══ Records supplied

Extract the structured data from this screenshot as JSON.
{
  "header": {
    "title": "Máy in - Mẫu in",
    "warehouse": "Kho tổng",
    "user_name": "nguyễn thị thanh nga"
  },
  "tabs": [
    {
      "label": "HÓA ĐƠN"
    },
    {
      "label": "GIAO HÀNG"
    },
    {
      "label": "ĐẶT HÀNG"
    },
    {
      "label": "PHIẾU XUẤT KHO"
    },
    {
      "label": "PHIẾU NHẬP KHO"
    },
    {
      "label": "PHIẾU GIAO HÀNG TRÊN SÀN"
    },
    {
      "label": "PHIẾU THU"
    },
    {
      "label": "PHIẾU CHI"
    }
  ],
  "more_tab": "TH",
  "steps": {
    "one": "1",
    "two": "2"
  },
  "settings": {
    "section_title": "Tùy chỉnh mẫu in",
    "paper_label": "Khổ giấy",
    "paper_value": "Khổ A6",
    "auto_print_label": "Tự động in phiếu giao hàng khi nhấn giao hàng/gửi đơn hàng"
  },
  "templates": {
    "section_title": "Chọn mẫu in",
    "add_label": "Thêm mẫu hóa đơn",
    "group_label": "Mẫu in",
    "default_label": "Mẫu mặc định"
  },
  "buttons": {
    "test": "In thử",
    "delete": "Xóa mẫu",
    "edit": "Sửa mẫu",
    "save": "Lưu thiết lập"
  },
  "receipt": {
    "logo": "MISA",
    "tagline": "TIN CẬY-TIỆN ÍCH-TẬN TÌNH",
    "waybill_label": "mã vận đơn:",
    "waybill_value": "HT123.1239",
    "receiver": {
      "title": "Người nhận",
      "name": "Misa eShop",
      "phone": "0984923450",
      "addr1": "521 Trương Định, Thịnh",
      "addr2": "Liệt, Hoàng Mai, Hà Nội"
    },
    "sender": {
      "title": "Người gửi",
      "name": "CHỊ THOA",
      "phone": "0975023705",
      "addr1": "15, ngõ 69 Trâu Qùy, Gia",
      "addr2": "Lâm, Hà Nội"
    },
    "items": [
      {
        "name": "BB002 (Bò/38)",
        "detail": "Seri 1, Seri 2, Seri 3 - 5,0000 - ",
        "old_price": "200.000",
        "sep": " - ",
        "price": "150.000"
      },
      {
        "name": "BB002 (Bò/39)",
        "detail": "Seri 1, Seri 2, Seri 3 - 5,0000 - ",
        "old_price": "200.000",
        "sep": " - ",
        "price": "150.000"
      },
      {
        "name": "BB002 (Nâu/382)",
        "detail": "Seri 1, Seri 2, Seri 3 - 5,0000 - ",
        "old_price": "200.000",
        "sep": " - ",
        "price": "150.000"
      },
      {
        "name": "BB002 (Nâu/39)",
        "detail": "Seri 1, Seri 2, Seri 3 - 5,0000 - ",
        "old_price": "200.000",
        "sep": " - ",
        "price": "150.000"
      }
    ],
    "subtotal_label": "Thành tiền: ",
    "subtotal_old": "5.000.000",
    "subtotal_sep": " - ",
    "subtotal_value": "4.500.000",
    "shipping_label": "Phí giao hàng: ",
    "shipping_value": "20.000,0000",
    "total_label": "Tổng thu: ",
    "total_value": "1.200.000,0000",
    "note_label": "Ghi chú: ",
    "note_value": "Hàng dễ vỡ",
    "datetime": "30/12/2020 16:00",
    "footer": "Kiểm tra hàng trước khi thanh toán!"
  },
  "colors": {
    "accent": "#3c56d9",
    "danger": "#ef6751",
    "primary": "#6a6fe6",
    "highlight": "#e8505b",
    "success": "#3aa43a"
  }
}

════

**Problem requirements:**
Set all of the entries down again, exactly as they were given.

**Full solution:**
Extract the structured data from this screenshot as JSON.
{
  "header": {
    "title": "Máy in - Mẫu in",
    "warehouse": "Kho tổng",
    "user_name": "nguyễn thị thanh nga"
  },
  "tabs": [
    {
      "label": "HÓA ĐƠN"
    },
    {
      "label": "GIAO HÀNG"
    },
    {
      "label": "ĐẶT HÀNG"
    },
    {
      "label": "PHIẾU XUẤT KHO"
    },
    {
      "label": "PHIẾU NHẬP KHO"
    },
    {
      "label": "PHIẾU GIAO HÀNG TRÊN SÀN"
    },
    {
      "label": "PHIẾU THU"
    },
    {
      "label": "PHIẾU CHI"
    }
  ],
  "more_tab": "TH",
  "steps": {
    "one": "1",
    "two": "2"
  },
  "settings": {
    "section_title": "Tùy chỉnh mẫu in",
    "paper_label": "Khổ giấy",
    "paper_value": "Khổ A6",
    "auto_print_label": "Tự động in phiếu giao hàng khi nhấn giao hàng/gửi đơn hàng"
  },
  "templates": {
    "section_title": "Chọn mẫu in",
    "add_label": "Thêm mẫu hóa đơn",
    "group_label": "Mẫu in",
    "default_label": "Mẫu mặc định"
  },
  "buttons": {
    "test": "In thử",
    "delete": "Xóa mẫu",
    "edit": "Sửa mẫu",
    "save": "Lưu thiết lập"
  },
  "receipt": {
    "logo": "MISA",
    "tagline": "TIN CẬY-TIỆN ÍCH-TẬN TÌNH",
    "waybill_label": "mã vận đơn:",
    "waybill_value": "HT123.1239",
    "receiver": {
      "title": "Người nhận",
      "name": "Misa eShop",
      "phone": "0984923450",
      "addr1": "521 Trương Định, Thịnh",
      "addr2": "Liệt, Hoàng Mai, Hà Nội"
    },
    "sender": {
      "title": "Người gửi",
      "name": "CHỊ THOA",
      "phone": "0975023705",
      "addr1": "15, ngõ 69 Trâu Qùy, Gia",
      "addr2": "Lâm, Hà Nội"
    },
    "items": [
      {
        "name": "BB002 (Bò/38)",
        "detail": "Seri 1, Seri 2, Seri 3 - 5,0000 - ",
        "old_price": "200.000",
        "sep": " - ",
        "price": "150.000"
      },
      {
        "name": "BB002 (Bò/39)",
        "detail": "Seri 1, Seri 2, Seri 3 - 5,0000 - ",
        "old_price": "200.000",
        "sep": " - ",
        "price": "150.000"
      },
      {
        "name": "BB002 (Nâu/382)",
        "detail": "Seri 1, Seri 2, Seri 3 - 5,0000 - ",
        "old_price": "200.000",
        "sep": " - ",
        "price": "150.000"
      },
      {
        "name": "BB002 (Nâu/39)",
        "detail": "Seri 1, Seri 2, Seri 3 - 5,0000 - ",
        "old_price": "200.000",
        "sep": " - ",
        "price": "150.000"
      }
    ],
    "subtotal_label": "Thành tiền: ",
    "subtotal_old": "5.000.000",
    "subtotal_sep": " - ",
    "subtotal_value": "4.500.000",
    "shipping_label": "Phí giao hàng: ",
    "shipping_value": "20.000,0000",
    "total_label": "Tổng thu: ",
    "total_value": "1.200.000,0000",
    "note_label": "Ghi chú: ",
    "note_value": "Hàng dễ vỡ",
    "datetime": "30/12/2020 16:00",
    "footer": "Kiểm tra hàng trước khi thanh toán!"
  },
  "colors": {
    "accent": "#3c56d9",
    "danger": "#ef6751",
    "primary": "#6a6fe6",
    "highlight": "#e8505b",
    "success": "#3aa43a"
  }
}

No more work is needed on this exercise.